* _Instructions to follow_
Say how many lines include "amount", with no words around the number.

____________________

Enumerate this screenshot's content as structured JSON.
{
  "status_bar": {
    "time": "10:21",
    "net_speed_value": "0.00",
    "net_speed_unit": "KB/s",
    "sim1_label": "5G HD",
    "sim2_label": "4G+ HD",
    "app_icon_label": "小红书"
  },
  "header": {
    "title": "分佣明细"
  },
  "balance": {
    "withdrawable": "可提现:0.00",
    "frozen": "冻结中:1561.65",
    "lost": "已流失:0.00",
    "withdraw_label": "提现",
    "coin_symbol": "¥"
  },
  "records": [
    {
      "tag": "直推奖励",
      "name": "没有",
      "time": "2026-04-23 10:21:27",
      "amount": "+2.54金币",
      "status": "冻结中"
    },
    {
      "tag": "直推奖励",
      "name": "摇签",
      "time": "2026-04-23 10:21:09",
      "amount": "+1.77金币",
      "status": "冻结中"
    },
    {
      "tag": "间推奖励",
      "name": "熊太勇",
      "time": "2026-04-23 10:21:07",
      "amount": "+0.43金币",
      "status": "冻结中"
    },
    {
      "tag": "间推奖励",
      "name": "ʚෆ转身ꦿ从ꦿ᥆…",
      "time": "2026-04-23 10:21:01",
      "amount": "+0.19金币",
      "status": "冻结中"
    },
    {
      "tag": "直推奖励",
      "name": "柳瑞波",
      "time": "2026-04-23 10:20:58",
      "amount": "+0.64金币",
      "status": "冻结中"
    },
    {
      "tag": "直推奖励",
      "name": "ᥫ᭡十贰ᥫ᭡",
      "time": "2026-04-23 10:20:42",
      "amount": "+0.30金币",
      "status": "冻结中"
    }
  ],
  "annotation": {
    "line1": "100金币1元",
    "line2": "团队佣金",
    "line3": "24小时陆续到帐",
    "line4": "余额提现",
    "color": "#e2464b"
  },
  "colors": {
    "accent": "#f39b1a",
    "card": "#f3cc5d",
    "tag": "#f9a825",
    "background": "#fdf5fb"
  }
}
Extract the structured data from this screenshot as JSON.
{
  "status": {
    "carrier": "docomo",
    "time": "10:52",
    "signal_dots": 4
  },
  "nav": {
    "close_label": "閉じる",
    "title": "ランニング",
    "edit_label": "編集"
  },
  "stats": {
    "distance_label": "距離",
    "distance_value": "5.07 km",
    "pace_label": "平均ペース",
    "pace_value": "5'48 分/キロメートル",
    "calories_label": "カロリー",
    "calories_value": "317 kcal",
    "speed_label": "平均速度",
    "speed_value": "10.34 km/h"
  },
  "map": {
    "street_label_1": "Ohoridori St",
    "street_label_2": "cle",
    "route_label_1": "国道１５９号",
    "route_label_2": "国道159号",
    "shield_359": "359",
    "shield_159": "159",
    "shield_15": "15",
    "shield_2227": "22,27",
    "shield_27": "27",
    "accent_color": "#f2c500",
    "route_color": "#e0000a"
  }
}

____________________

* _Full answer_
6